-------- TEXTAUSZUG --------

Die weiten Wiesenflächen sollten bald der Vergangenheit angehören.
![[Der Fraunhofersche Refraktor]](08_Refrak1_.jpg)
Eine sehr rege Beobachtungstätigkeit setzte ab 1884 am
Fraunhofer-Refraktor ein.
Die beiden Bilder zeigen ihn mit dem 1883 erworbenen Repsoldschen
Mikrometer.
Für Jahrzehnte stand dabei die Ortsbestimmung von Kometen,
die Vermessung des Saturn-Ringsystems sowie die Beobachtung von
Doppelsternen, Sternhaufen und Nebelflecken auf dem Programm.
Ab ca. 1910 wurden Helligkeiten von Novae mit einem Töpferschen
Keilphotometer bestimmt.
Ein weiteres Hauptarbeitsgebiet waren Untersuchungen der grossen und
kleinen Planeten.
![[Der Kleinplanet Monachia]](10_Monachia_.jpg)
Am 18.
November 1897 gelang in diesem Zusammenhang einem Assistenten
Seeligers, Walter Villiger (1872–1938), die Entdeckung des
428. kleinen Planeten, der nach der Stadt München den Namen MONACHIA
erhielt.
Wir wissen heute, dass dieses Objekt 13. Größe ein Steinbrocken mit
einem Durchmesser von etwa 18 km ist, sich mit einer Periode von
3.6 Stunden um eine seiner Achsen dreht (kleine Planeten haben fast
immer eine asphärische Gestalt) und die Sonne in 3.5 Jahren umläuft.
Da sich Planeten relativ zu den Sternen bewegen, ist MONACHIA daher
als Strichspur auf der Aufnahme zu erkennen, die Anfang der 1990er
Jahre bei Tests eines neuen elektronischen Detektors im Observatorium
Wendelstein (vgl. später) entstand.
Der Schweizer Villiger machte ab 1902 Karriere als Ingenieur bei der
Firma Zeiss in Jena.
![[August Kühl]](12_Kuehl_.jpg)
Im Jahre 1913 wurde der Refraktor nach einem halben Jahr Vorbereitung
längere Zeit zur photometrischen Untersuchung der Sonnenoberfläche
mit Hilfe lichtelektrischer Kaliumzellen eingesetzt.
Diese photoelektrischen Helligkeitsmessungen der Sonne gehören somit
zu den ersten überhaupt, die jemals zustande gekommen sind.
Sie waren von dem gebürtigen Schweizer Robert Emden (1862–1940)
initiiert und in Kooperation mit dem Sternwartassistenten August Kühl
(1885–1955) ausgeführt worden.

-------- EINTRÄGE --------

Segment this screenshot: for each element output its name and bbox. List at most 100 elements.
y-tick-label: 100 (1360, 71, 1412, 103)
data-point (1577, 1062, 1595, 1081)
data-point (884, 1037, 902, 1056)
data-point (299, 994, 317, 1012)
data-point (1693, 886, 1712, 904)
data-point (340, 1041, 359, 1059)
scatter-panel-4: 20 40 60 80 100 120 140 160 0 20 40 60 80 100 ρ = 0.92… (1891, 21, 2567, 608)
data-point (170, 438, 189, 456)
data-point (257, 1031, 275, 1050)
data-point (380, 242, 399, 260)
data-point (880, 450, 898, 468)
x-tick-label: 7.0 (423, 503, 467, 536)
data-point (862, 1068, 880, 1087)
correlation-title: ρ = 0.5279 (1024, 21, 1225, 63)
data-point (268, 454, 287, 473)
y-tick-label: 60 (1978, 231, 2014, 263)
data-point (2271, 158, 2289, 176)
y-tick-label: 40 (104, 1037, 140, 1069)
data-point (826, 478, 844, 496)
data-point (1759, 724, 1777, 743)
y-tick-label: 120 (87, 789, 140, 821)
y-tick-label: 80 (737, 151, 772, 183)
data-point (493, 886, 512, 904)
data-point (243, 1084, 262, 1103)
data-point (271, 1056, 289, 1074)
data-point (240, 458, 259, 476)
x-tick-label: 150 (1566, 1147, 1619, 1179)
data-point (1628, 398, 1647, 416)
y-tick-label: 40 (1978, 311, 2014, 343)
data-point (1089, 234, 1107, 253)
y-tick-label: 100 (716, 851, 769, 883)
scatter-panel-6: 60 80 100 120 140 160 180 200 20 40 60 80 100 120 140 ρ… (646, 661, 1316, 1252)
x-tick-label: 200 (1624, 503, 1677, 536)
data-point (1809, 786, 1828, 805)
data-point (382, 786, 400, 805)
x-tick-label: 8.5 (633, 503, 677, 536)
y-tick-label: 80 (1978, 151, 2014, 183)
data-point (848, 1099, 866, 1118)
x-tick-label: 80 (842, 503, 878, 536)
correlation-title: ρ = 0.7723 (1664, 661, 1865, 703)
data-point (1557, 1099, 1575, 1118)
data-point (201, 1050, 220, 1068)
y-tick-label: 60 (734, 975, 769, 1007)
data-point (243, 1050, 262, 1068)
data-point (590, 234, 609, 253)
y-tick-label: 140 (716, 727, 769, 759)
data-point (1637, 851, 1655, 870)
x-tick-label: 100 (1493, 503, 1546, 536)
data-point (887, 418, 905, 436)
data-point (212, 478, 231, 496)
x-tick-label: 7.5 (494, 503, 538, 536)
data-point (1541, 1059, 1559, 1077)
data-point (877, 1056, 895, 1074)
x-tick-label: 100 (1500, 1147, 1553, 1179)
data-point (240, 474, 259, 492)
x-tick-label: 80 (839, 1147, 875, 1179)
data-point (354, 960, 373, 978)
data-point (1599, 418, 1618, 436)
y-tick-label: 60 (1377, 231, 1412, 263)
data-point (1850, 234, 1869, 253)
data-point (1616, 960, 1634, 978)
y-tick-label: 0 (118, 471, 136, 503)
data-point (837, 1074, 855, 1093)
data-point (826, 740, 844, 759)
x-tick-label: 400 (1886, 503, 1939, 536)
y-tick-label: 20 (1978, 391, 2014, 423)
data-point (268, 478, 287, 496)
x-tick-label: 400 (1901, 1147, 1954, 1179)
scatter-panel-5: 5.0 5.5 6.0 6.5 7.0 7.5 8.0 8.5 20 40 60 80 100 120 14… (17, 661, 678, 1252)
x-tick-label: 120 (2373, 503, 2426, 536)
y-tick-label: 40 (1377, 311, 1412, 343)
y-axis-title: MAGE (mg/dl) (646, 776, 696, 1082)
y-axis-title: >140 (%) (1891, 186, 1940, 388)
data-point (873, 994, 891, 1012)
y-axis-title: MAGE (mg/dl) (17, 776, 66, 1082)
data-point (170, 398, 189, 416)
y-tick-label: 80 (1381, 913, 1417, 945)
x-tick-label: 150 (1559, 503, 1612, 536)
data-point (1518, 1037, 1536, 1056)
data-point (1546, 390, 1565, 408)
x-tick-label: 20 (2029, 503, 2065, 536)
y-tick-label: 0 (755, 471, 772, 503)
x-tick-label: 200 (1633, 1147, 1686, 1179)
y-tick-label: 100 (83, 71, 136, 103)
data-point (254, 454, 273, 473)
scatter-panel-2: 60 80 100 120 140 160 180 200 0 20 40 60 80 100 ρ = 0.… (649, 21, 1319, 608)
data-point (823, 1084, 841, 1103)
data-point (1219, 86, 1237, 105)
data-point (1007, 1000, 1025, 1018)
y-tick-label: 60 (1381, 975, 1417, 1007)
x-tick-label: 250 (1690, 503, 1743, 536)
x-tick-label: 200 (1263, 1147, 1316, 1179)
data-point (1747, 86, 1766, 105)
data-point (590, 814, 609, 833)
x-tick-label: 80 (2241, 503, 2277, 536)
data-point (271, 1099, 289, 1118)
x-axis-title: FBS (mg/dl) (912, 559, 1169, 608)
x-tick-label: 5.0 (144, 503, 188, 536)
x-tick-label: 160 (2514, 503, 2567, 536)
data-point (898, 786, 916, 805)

--------

[AUFGABEN]
(a) Nach welcher Stadt erhielt der kleine Planet MONACHIA laut dem Textauszug über den Fraunhofer-Refraktor seinen Namen?
(b) Gib aus dem Textauszug über den Fraunhofer-Refraktor die Stelle wortgetreu aus, die bei den Worten „Die weiten Wiesenflächen“ beginnt, und hör nach den Worten „Keilphotometer bestimmt.“ auf.
(c) Führe den Textauszug über den Fraunhofer-Refraktor im Anschluss an seinen letzten Satz weiter.
Die Auflistung ist eigenständiges Material und gehört nicht zum Textauszug über den Fraunhofer-Refraktor.

[LÖSUNGEN]
(a) Nach der Stadt München.

(b)
Die weiten Wiesenflächen sollten bald der Vergangenheit angehören.
![[Der Fraunhofersche Refraktor]](08_Refrak1_.jpg)
Eine sehr rege Beobachtungstätigkeit setzte ab 1884 am
Fraunhofer-Refraktor ein.
Die beiden Bilder zeigen ihn mit dem 1883 erworbenen Repsoldschen
Mikrometer.
Für Jahrzehnte stand dabei die Ortsbestimmung von Kometen,
die Vermessung des Saturn-Ringsystems sowie die Beobachtung von
Doppelsternen, Sternhaufen und Nebelflecken auf dem Programm.
Ab ca. 1910 wurden Helligkeiten von Novae mit einem Töpferschen
Keilphotometer bestimmt.

(c)
Emden war Professor für Theoretische Physik und Meteorologie an
der Technischen Hochschule in München und stand astrophysikalischen
Methoden sehr aufgeschlossen gegenüber.
Sein 1907 erschienenes Buch Gaskugeln, das die Expansion und
Kompression von Gaskugeln und ihre Anwendung auf den inneren Aufbau
der Sterne behandelt, legte die Grundlagen zur Theorie des Sternaufbaus
und war jahrzehntelang im Gebrauch.
Kühl avancierte 1925 zum Chefphysiker der Optischen Werke Rodenstock in
München und wurde 1935 Professor für Angewandte und Physiologische Optik
an der Universität Jena sowie Direktor des von der Carl-Zeiss-Stiftung
getragenen Universitäts-Instituts.
Der Repsoldsche Meridiankreis wurde 1891 im Meridiansaal aufgestellt
und war jahrzehntelang das Hauptinstrument der Sternwarte.
Mit der ständigen Beobachtung der Fundamentalsterne, Untersuchungen
zur Refraktionstheorie und Parallaxenmessungen wurde er im klassischen
Aufgabenbereich einer Sternwarte jener Zeit eingesetzt.
Der Steinheil-Refraktor mit Doppelastrograph von Zeiss befand sich
in der Ostkuppel des Sternwartgebäudes.
Ersterer diente vor allem der Beobachtung von Kometen, mit letzterem
wurde über viele Jahre zur Untermauerung von Seeligers Theorie der
räumlichen Verteilung der Sterne ein umfangreiches photographisches
Beobachtungsprogramm durchgeführt.
Die etwa 2000 Aufnahmen brachten jedoch wegen der mangelhaften Qualität
der Platten keine verwertbaren Resultate.
Die Bibliothek der Sternwarte war in einem Zimmer der Hauptanlage
untergebracht.
Die Regale sind heute noch vorhanden und dienen der Aufbewahrung
älterer Publikationsserien und Zeitschriften.
![[Blick von Südwesten auf die Sternwarte]](17_STW1900A_.jpg)
![[Blick von Südwesten auf die Sternwarte]](18_STW1900B_.jpg)
![[Blick von Südwesten auf die Sternwarte]](19_STW1900C_.jpg)
Blick von Südwesten auf die Gesamtanlage der Sternwarte zur warmen,
kühleren und kalten Jahreszeit.
Blick vom Dach des Refraktorgebäudes auf die nordwestlich davon
gelegene Sternwartanlage und den 1882 errichteten Verbindungsgang
zwischen diesen beiden Teilen des Observatoriums.
Blick von Norden in den Innenhof der Sternwartanlage.
Es gab sogar Schaukeln für die Kinder der Mitarbeiter.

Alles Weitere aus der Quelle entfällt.